* **EXERCISE DESCRIPTION**:
In the data that follows, count the lines in which the word "силу" occurs, and report that figure alone.

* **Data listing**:
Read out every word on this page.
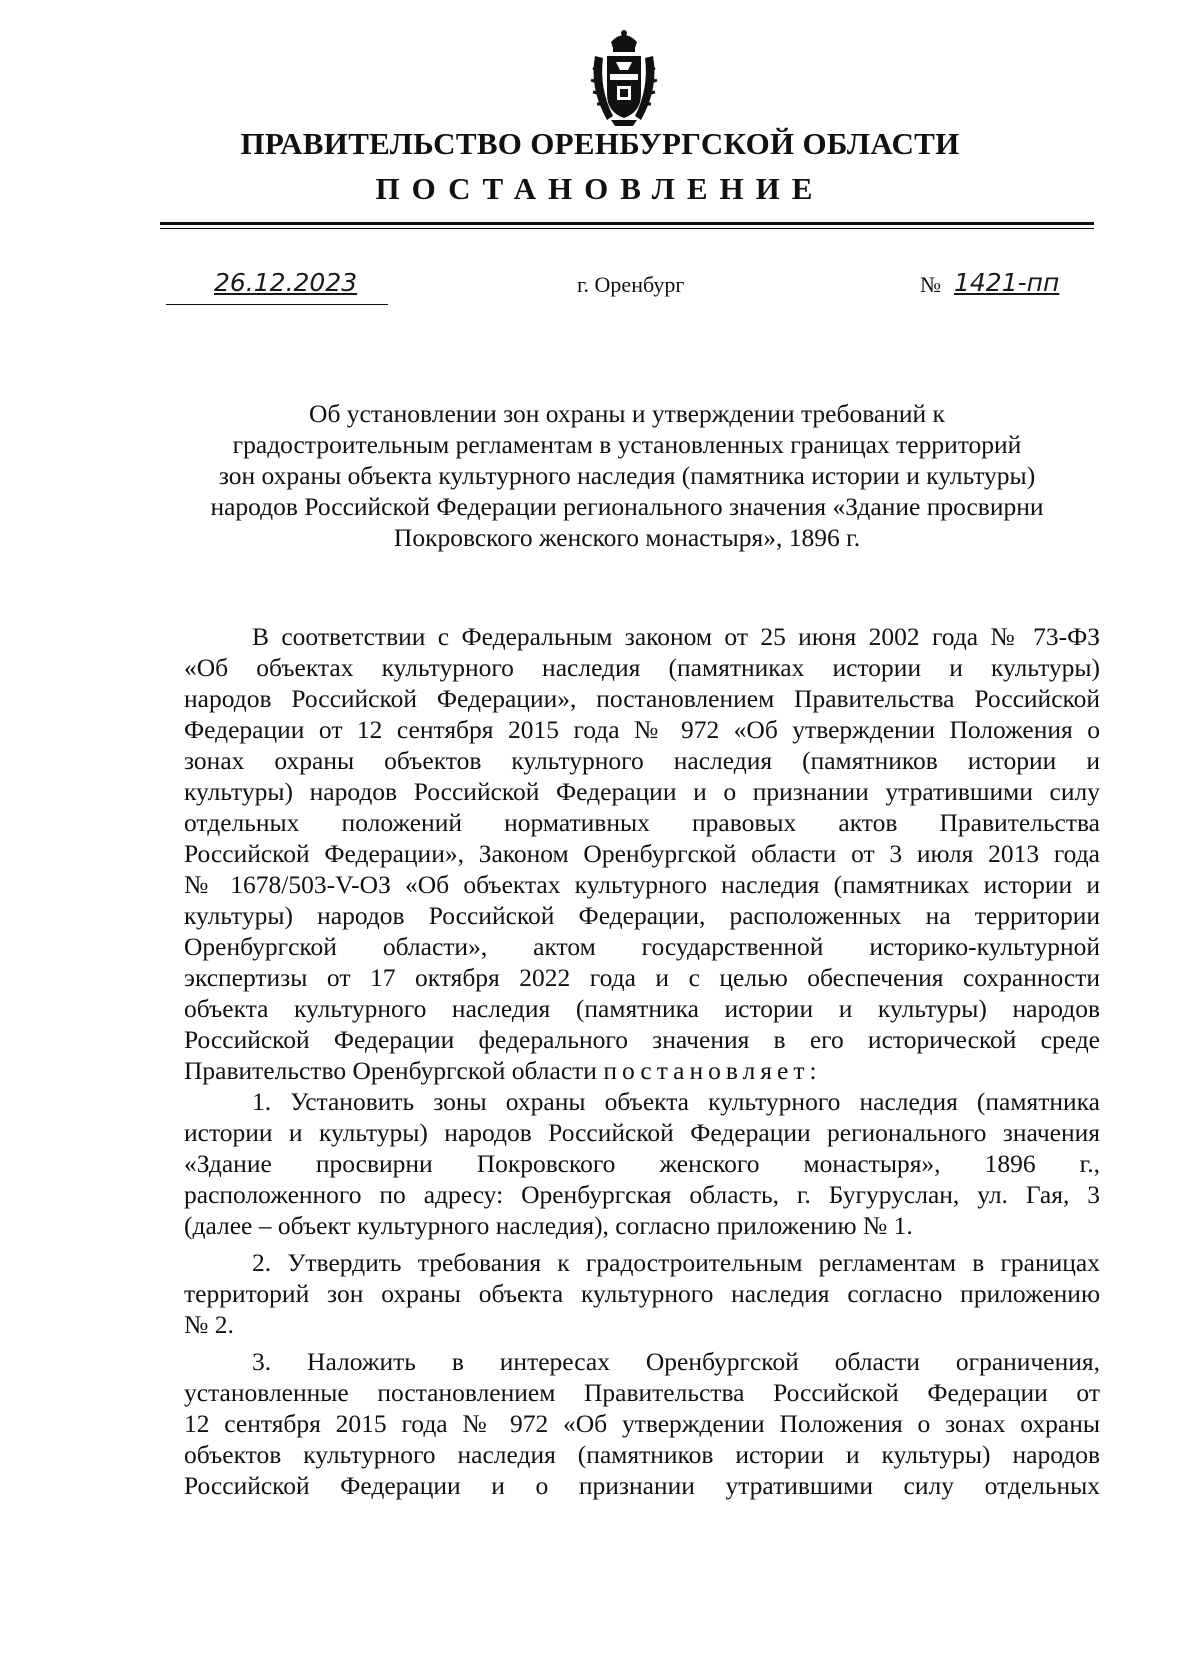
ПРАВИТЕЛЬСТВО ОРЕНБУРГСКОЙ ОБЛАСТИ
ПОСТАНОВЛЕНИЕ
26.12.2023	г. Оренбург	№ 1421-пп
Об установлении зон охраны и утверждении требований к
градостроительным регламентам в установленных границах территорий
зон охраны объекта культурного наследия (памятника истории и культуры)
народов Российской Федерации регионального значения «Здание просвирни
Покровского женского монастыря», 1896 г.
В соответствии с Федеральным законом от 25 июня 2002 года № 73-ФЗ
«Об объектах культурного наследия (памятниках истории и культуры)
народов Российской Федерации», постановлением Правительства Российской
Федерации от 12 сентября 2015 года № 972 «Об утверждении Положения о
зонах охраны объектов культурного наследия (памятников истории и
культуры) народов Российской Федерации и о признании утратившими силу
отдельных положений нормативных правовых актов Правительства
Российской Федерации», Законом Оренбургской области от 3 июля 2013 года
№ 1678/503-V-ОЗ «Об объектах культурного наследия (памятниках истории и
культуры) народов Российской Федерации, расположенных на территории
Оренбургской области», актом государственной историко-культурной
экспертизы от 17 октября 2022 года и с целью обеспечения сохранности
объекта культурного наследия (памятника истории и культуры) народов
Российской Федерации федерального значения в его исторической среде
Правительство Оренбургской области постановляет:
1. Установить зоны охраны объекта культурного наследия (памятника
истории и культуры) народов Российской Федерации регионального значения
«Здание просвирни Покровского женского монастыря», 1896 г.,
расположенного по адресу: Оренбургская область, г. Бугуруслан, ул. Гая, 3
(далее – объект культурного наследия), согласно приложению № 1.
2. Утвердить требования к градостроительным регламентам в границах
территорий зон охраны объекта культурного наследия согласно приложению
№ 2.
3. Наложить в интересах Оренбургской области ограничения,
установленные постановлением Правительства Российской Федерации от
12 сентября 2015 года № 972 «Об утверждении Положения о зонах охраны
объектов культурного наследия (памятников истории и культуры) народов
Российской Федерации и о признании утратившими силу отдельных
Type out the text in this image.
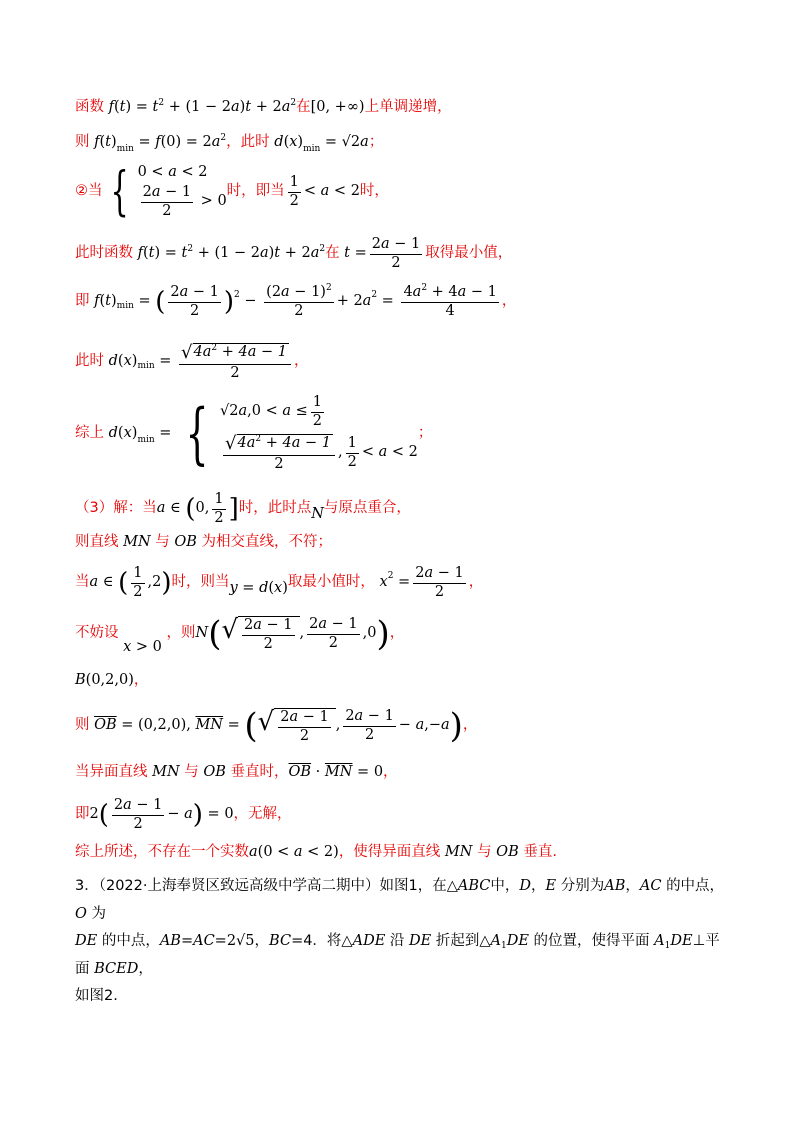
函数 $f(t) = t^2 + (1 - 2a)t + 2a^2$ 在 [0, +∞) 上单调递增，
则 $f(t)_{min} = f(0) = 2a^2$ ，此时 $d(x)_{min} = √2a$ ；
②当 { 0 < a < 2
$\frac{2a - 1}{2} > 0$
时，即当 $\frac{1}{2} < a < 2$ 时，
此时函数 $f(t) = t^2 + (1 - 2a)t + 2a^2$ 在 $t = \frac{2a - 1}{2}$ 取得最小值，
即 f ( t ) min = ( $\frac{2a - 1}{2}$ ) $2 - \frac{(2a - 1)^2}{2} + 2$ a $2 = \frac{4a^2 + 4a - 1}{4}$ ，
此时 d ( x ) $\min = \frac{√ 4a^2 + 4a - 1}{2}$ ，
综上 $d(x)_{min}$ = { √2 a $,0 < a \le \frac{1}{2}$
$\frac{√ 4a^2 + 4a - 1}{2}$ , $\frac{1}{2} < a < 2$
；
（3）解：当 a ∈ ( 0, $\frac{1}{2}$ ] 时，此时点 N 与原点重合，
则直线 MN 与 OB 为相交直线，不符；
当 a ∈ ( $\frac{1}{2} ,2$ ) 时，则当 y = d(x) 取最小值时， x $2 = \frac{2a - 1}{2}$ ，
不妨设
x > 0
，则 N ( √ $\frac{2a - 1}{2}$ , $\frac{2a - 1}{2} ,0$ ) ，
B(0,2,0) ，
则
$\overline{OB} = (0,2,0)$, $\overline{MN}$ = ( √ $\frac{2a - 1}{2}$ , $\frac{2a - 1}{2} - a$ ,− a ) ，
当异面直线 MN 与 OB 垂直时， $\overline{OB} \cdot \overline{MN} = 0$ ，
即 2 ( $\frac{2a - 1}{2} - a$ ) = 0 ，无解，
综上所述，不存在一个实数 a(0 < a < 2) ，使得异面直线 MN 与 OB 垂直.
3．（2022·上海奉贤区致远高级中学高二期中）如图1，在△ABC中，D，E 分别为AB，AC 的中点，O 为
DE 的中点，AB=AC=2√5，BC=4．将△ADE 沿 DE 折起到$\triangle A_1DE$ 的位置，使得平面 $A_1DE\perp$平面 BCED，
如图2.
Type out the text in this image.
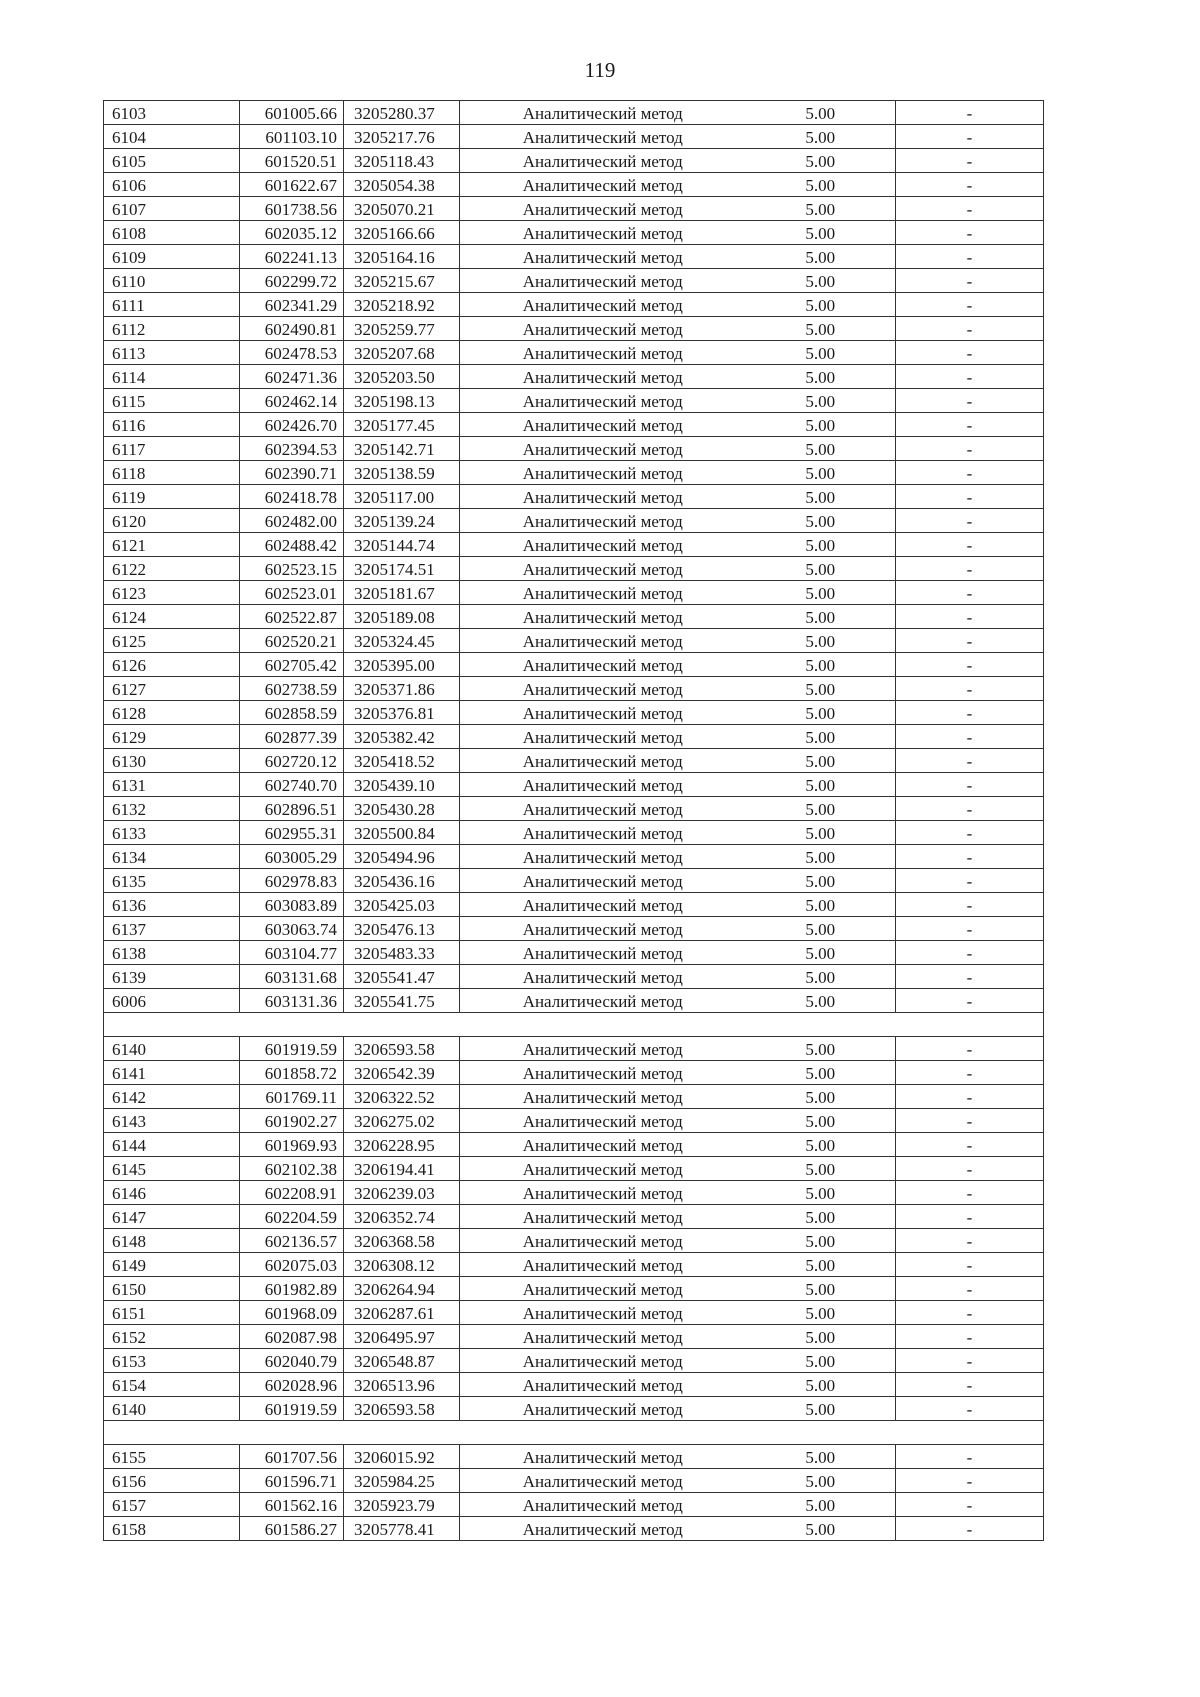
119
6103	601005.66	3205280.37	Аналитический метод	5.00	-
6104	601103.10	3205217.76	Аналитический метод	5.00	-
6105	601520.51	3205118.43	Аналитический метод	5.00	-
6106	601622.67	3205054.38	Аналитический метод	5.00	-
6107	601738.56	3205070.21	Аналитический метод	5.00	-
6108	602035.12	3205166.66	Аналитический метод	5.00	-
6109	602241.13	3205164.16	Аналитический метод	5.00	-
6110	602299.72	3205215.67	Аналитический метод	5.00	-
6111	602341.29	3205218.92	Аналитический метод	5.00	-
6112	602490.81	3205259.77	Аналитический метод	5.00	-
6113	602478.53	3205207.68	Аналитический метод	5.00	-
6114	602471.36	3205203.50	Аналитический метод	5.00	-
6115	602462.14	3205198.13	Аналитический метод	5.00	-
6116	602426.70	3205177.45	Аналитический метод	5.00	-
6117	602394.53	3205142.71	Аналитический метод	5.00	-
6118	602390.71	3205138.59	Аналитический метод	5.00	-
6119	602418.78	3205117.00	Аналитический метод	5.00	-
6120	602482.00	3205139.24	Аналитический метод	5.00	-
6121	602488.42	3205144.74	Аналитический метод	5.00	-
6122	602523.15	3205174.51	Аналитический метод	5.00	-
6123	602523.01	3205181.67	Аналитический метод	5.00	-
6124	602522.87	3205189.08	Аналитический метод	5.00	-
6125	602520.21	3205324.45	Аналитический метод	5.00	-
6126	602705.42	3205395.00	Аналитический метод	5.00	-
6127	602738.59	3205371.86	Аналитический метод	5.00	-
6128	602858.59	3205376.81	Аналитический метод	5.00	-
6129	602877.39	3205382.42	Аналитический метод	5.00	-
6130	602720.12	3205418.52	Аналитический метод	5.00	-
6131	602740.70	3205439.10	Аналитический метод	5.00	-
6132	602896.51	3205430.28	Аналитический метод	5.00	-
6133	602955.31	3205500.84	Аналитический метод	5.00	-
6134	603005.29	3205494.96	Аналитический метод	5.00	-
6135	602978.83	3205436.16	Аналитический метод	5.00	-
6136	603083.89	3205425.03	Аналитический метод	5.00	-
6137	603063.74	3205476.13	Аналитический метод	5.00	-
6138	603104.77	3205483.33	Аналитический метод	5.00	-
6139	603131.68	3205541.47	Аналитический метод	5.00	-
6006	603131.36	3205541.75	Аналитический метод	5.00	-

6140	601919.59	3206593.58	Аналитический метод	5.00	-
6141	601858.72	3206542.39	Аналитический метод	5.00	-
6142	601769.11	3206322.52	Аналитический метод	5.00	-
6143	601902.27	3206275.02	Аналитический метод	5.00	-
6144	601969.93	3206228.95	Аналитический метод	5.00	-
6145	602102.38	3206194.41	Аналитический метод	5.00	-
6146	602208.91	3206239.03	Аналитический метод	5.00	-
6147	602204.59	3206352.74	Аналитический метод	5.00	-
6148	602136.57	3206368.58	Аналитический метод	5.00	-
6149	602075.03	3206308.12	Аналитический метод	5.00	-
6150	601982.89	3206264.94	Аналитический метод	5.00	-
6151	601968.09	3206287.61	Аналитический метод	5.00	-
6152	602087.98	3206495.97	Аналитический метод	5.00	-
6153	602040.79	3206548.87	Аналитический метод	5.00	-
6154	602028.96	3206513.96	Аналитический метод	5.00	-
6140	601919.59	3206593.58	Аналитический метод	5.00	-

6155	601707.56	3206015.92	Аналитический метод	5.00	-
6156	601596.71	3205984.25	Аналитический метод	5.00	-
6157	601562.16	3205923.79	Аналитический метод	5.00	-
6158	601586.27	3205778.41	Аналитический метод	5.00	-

* **OUTPUT OF THE TASK**:
2